Task requirements: Recast everything from the line containing "distance-label: Distance xyxy=(1062,106,1131,122)" down to the line containing "postal-code-label: Code postal" in the items below as a numbered list, leaving out any blank lines.
↓↓↓
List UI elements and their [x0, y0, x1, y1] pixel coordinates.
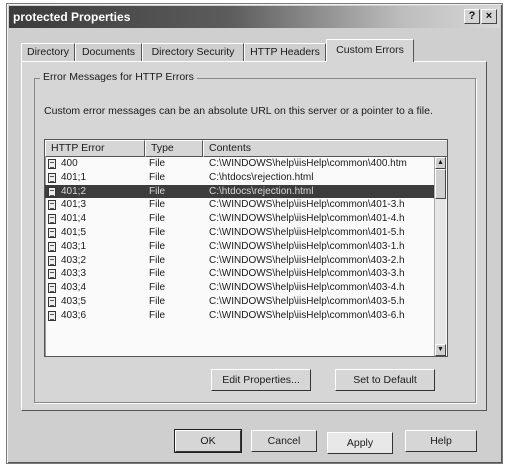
ok-button[interactable]: OK — [174, 429, 242, 453]
table-row[interactable]: 401;4 File C:\WINDOWS\help\iisHelp\common\… — [45, 212, 435, 226]
help-button[interactable]: Help — [405, 430, 477, 452]
table-row[interactable]: 403;4 File C:\WINDOWS\help\iisHelp\common\… — [45, 281, 435, 295]
type-cell: File — [149, 268, 166, 280]
contents-cell: C:\WINDOWS\help\iisHelp\common\403-1.h — [209, 240, 405, 252]
help-title-button[interactable]: ? — [464, 9, 480, 24]
table-row[interactable]: 403;3 File C:\WINDOWS\help\iisHelp\common\… — [45, 267, 435, 281]
http-errors-list[interactable]: HTTP Error Type Contents 400 File C:\WINDO… — [44, 139, 448, 357]
tab-http-headers[interactable]: HTTP Headers — [244, 43, 326, 61]
file-icon — [48, 186, 56, 197]
error-messages-group: Error Messages for HTTP Errors Custom er… — [34, 71, 476, 403]
error-code-cell: 403;3 — [61, 268, 87, 280]
type-cell: File — [149, 254, 166, 266]
type-cell: File — [149, 309, 166, 321]
error-code-cell: 403;6 — [61, 309, 87, 321]
type-cell: File — [149, 240, 166, 252]
table-row[interactable]: 403;2 File C:\WINDOWS\help\iisHelp\common\… — [45, 254, 435, 268]
tab-directory[interactable]: Directory — [21, 43, 75, 61]
file-icon — [48, 283, 56, 294]
list-header: HTTP Error Type Contents — [45, 140, 447, 157]
set-to-default-button[interactable]: Set to Default — [335, 369, 435, 391]
error-code-cell: 401;4 — [61, 213, 87, 225]
contents-cell: C:\WINDOWS\help\iisHelp\common\401-3.h — [209, 199, 405, 211]
window-title: protected Properties — [13, 10, 131, 24]
file-icon — [48, 227, 56, 238]
file-icon — [48, 172, 56, 183]
properties-dialog: protected Properties ? × Directory Docum… — [6, 3, 503, 464]
type-cell: File — [149, 158, 166, 169]
type-cell: File — [149, 213, 166, 225]
group-description: Custom error messages can be an absolute… — [44, 105, 433, 117]
tab-documents[interactable]: Documents — [75, 43, 142, 61]
contents-cell: C:\WINDOWS\help\iisHelp\common\401-4.h — [209, 213, 405, 225]
table-row[interactable]: 401;1 File C:\htdocs\rejection.html — [45, 171, 435, 185]
close-button[interactable]: × — [481, 9, 497, 24]
error-code-cell: 403;1 — [61, 240, 87, 252]
tab-custom-errors[interactable]: Custom Errors — [326, 39, 414, 62]
contents-cell: C:\WINDOWS\help\iisHelp\common\403-3.h — [209, 268, 405, 280]
contents-cell: C:\htdocs\rejection.html — [209, 171, 314, 183]
column-type[interactable]: Type — [145, 140, 203, 157]
table-row[interactable]: 403;5 File C:\WINDOWS\help\iisHelp\common\… — [45, 295, 435, 309]
cancel-button[interactable]: Cancel — [251, 430, 317, 452]
contents-cell: C:\WINDOWS\help\iisHelp\common\403-5.h — [209, 295, 405, 307]
contents-cell: C:\WINDOWS\help\iisHelp\common\401-5.h — [209, 226, 405, 238]
edit-properties-button[interactable]: Edit Properties... — [211, 369, 311, 391]
error-code-cell: 401;2 — [61, 185, 87, 197]
custom-errors-panel: Error Messages for HTTP Errors Custom er… — [21, 61, 487, 411]
error-code-cell: 403;5 — [61, 295, 87, 307]
error-code-cell: 401;1 — [61, 171, 87, 183]
title-bar[interactable]: protected Properties ? × — [9, 6, 500, 28]
error-code-cell: 401;5 — [61, 226, 87, 238]
table-row[interactable]: 401;5 File C:\WINDOWS\help\iisHelp\common\… — [45, 226, 435, 240]
file-icon — [48, 269, 56, 280]
group-label: Error Messages for HTTP Errors — [40, 71, 197, 83]
error-code-cell: 403;2 — [61, 254, 87, 266]
file-icon — [48, 255, 56, 266]
contents-cell: C:\WINDOWS\help\iisHelp\common\403-2.h — [209, 254, 405, 266]
type-cell: File — [149, 226, 166, 238]
error-code-cell: 401;3 — [61, 199, 87, 211]
list-body: 400 File C:\WINDOWS\help\iisHelp\common\40… — [45, 157, 435, 323]
type-cell: File — [149, 185, 166, 197]
contents-cell: C:\htdocs\rejection.html — [209, 185, 314, 197]
error-code-cell: 403;4 — [61, 282, 87, 294]
table-row[interactable]: 401;2 File C:\htdocs\rejection.html — [45, 184, 435, 199]
scroll-thumb[interactable] — [435, 169, 446, 199]
apply-button[interactable]: Apply — [327, 432, 393, 454]
type-cell: File — [149, 295, 166, 307]
file-icon — [48, 241, 56, 252]
list-scrollbar[interactable]: ▲ ▼ — [434, 157, 446, 356]
tab-directory-security[interactable]: Directory Security — [142, 43, 244, 61]
file-icon — [48, 159, 56, 169]
table-row[interactable]: 403;6 File C:\WINDOWS\help\iisHelp\common\… — [45, 309, 435, 323]
contents-cell: C:\WINDOWS\help\iisHelp\common\400.htm — [209, 158, 407, 169]
table-row[interactable]: 400 File C:\WINDOWS\help\iisHelp\common\40… — [45, 157, 435, 171]
table-row[interactable]: 401;3 File C:\WINDOWS\help\iisHelp\common\… — [45, 198, 435, 212]
file-icon — [48, 200, 56, 211]
contents-cell: C:\WINDOWS\help\iisHelp\common\403-6.h — [209, 309, 405, 321]
type-cell: File — [149, 171, 166, 183]
contents-cell: C:\WINDOWS\help\iisHelp\common\403-4.h — [209, 282, 405, 294]
type-cell: File — [149, 199, 166, 211]
error-code-cell: 400 — [61, 158, 78, 169]
scroll-down-icon[interactable]: ▼ — [435, 344, 446, 356]
column-contents[interactable]: Contents — [203, 140, 447, 157]
file-icon — [48, 296, 56, 307]
table-row[interactable]: 403;1 File C:\WINDOWS\help\iisHelp\common\… — [45, 240, 435, 254]
type-cell: File — [149, 282, 166, 294]
column-http-error[interactable]: HTTP Error — [45, 140, 145, 157]
scroll-up-icon[interactable]: ▲ — [435, 157, 446, 169]
file-icon — [48, 310, 56, 321]
file-icon — [48, 214, 56, 225]
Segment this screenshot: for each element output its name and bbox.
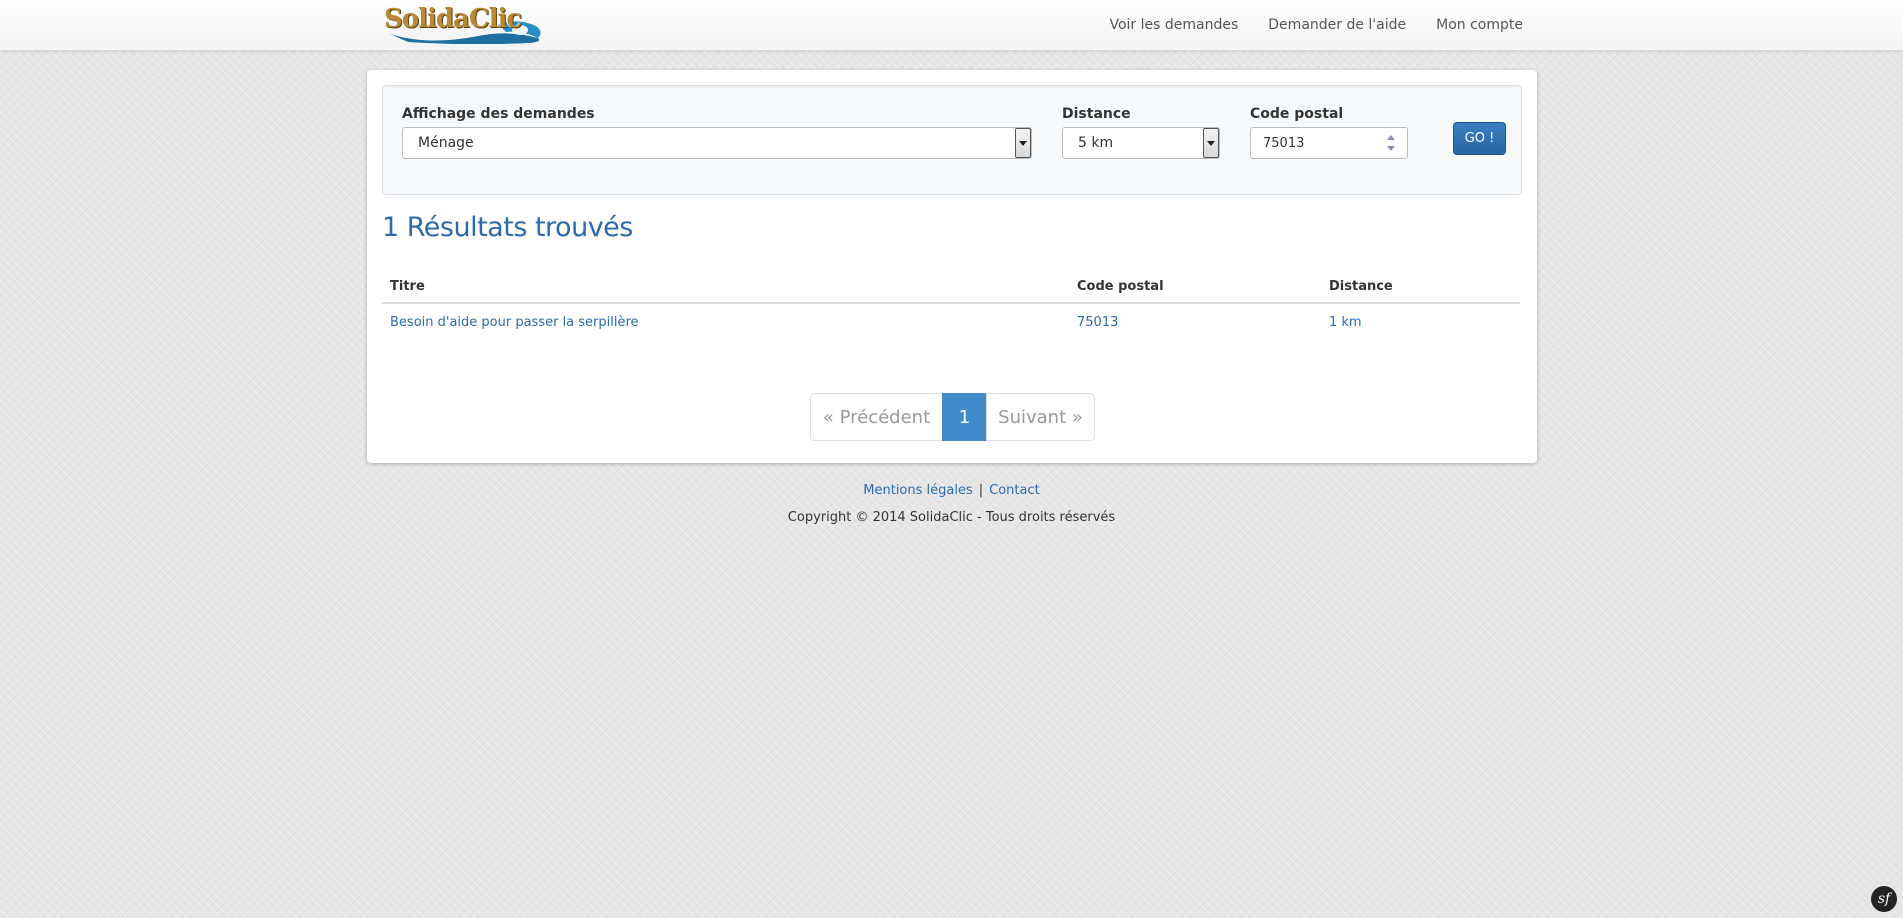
distance-label: Distance xyxy=(1062,106,1131,122)
results-heading: 1 Résultats trouvés xyxy=(382,212,633,243)
postal-code-input[interactable]: 75013 xyxy=(1250,127,1408,159)
postal-code-label: Code postal xyxy=(1250,106,1344,122)
result-title-link[interactable]: Besoin d'aide pour passer la serpillère xyxy=(390,315,639,330)
column-header-distance: Distance xyxy=(1321,270,1520,304)
nav-voir-les-demandes[interactable]: Voir les demandes xyxy=(1109,17,1238,33)
nav-links: Voir les demandes Demander de l'aide Mon… xyxy=(1079,0,1523,50)
footer-separator: | xyxy=(978,483,984,498)
chevron-down-icon xyxy=(1015,128,1031,158)
pagination-next[interactable]: Suivant » xyxy=(986,393,1095,441)
table-header-row: Titre Code postal Distance xyxy=(382,270,1520,304)
category-label: Affichage des demandes xyxy=(402,106,595,122)
column-header-titre: Titre xyxy=(382,270,1069,304)
nav-mon-compte[interactable]: Mon compte xyxy=(1436,17,1523,33)
logo-text: SolidaClic xyxy=(384,4,522,34)
category-select[interactable]: Ménage xyxy=(402,127,1032,159)
cell-postal: 75013 xyxy=(1069,303,1321,340)
results-table: Titre Code postal Distance Besoin d'aide… xyxy=(382,270,1520,340)
nav-demander-de-laide[interactable]: Demander de l'aide xyxy=(1268,17,1406,33)
footer-legal-link[interactable]: Mentions légales xyxy=(863,483,972,498)
pagination: « Précédent 1 Suivant » xyxy=(810,393,1095,441)
footer-contact-link[interactable]: Contact xyxy=(989,483,1040,498)
footer-links: Mentions légales | Contact xyxy=(0,483,1903,498)
main-panel: Affichage des demandes Ménage Distance 5… xyxy=(367,70,1537,463)
distance-select-value: 5 km xyxy=(1078,135,1114,151)
filter-form: Affichage des demandes Ménage Distance 5… xyxy=(382,85,1522,195)
category-select-value: Ménage xyxy=(418,135,474,151)
pagination-previous[interactable]: « Précédent xyxy=(810,393,943,441)
column-header-code-postal: Code postal xyxy=(1069,270,1321,304)
copyright-text: Copyright © 2014 SolidaClic - Tous droit… xyxy=(787,510,1116,525)
distance-select[interactable]: 5 km xyxy=(1062,127,1220,159)
site-logo[interactable]: SolidaClic xyxy=(380,2,552,46)
top-navbar: SolidaClic Voir les demandes Demander de… xyxy=(0,0,1903,51)
spinner-arrows-icon[interactable] xyxy=(1385,135,1397,151)
pagination-page-1[interactable]: 1 xyxy=(942,393,987,441)
go-button[interactable]: GO ! xyxy=(1453,122,1506,155)
cell-title: Besoin d'aide pour passer la serpillère xyxy=(382,303,1069,340)
cell-distance: 1 km xyxy=(1321,303,1520,340)
chevron-down-icon xyxy=(1203,128,1219,158)
symfony-icon[interactable]: sf xyxy=(1871,886,1897,912)
table-row: Besoin d'aide pour passer la serpillère … xyxy=(382,303,1520,340)
postal-code-value: 75013 xyxy=(1263,136,1305,151)
result-postal-link[interactable]: 75013 xyxy=(1077,315,1118,330)
result-distance-link[interactable]: 1 km xyxy=(1329,315,1362,330)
↑↑↑
Answer to this task:
1. distance-label: Distance xyxy=(1062,106,1131,122)
2. results-heading: 1 Résultats trouvés xyxy=(382,212,633,243)
3. postal-code-input[interactable]: 75013 xyxy=(1250,127,1408,159)
4. postal-code-label: Code postal xyxy=(1250,106,1344,122)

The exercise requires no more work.